Records to process
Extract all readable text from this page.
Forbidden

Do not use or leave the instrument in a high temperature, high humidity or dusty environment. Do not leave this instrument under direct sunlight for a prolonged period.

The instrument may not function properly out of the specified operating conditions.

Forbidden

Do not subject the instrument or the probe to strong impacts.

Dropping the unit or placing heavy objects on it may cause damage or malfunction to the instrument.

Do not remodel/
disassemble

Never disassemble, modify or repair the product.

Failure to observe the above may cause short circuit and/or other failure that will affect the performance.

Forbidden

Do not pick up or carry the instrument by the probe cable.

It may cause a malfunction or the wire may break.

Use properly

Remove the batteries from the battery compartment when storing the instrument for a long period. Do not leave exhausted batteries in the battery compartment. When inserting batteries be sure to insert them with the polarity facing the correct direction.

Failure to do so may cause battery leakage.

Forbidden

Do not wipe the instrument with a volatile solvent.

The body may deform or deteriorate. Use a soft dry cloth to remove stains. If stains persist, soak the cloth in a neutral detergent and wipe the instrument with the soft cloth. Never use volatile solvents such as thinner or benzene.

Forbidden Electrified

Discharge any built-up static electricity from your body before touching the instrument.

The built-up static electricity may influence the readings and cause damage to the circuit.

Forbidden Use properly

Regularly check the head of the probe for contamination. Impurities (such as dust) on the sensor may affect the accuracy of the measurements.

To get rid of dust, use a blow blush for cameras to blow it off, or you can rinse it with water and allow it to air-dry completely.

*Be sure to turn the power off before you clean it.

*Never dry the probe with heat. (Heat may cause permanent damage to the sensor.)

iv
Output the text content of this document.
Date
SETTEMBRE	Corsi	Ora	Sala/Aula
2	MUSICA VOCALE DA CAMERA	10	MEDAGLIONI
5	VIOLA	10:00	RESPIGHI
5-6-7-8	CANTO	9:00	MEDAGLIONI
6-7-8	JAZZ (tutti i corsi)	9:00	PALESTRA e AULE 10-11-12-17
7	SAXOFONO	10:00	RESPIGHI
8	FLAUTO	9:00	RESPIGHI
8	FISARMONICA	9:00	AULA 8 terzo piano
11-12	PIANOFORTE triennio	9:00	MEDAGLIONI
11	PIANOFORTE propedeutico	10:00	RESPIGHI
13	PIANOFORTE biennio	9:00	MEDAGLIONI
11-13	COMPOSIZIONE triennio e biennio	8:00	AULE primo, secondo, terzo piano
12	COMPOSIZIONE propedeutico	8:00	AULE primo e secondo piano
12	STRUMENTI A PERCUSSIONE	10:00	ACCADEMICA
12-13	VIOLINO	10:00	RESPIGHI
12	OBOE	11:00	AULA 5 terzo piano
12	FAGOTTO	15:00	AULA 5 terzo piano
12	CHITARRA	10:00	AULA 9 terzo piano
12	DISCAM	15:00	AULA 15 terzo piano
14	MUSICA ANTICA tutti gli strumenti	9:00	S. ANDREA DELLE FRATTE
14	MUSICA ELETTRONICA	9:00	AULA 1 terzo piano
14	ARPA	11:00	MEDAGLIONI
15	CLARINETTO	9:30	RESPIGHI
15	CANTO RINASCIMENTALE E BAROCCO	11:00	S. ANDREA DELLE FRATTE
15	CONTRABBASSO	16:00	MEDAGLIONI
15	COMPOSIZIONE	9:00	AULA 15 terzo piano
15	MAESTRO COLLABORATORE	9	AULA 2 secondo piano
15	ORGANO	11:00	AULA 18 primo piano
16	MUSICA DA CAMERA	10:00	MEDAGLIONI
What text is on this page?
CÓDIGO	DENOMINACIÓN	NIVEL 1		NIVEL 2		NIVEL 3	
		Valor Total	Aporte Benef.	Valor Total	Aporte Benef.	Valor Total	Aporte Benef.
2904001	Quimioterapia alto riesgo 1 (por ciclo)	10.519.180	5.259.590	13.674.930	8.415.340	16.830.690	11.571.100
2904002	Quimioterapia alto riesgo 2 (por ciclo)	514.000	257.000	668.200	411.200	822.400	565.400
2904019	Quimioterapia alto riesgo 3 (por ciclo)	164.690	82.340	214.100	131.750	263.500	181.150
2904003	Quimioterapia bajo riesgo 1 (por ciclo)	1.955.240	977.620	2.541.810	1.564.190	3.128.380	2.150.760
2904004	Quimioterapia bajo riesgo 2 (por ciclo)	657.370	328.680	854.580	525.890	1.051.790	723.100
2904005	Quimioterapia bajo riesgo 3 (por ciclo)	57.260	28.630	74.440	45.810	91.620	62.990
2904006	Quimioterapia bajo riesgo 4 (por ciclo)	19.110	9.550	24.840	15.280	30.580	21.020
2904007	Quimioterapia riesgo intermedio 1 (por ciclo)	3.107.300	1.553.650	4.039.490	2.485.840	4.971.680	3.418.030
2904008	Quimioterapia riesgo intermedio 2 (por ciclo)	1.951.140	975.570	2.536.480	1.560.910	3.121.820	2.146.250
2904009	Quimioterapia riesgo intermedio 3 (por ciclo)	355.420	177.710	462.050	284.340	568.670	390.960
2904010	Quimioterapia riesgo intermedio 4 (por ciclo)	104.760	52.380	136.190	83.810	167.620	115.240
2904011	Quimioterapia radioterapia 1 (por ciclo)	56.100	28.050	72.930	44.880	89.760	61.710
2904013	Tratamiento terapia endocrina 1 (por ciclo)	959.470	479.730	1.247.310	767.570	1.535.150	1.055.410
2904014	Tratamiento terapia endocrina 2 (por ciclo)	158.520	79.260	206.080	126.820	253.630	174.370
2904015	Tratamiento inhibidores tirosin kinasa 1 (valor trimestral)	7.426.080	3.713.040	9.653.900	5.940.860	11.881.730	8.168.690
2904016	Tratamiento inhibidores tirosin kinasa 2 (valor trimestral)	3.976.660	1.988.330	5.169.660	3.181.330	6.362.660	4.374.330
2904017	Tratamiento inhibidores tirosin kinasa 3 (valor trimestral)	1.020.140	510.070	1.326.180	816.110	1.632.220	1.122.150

Goal of the exercise
Give the number of lines in the listing above that contain "disassemble", and nothing else.

Answer to the exercise
2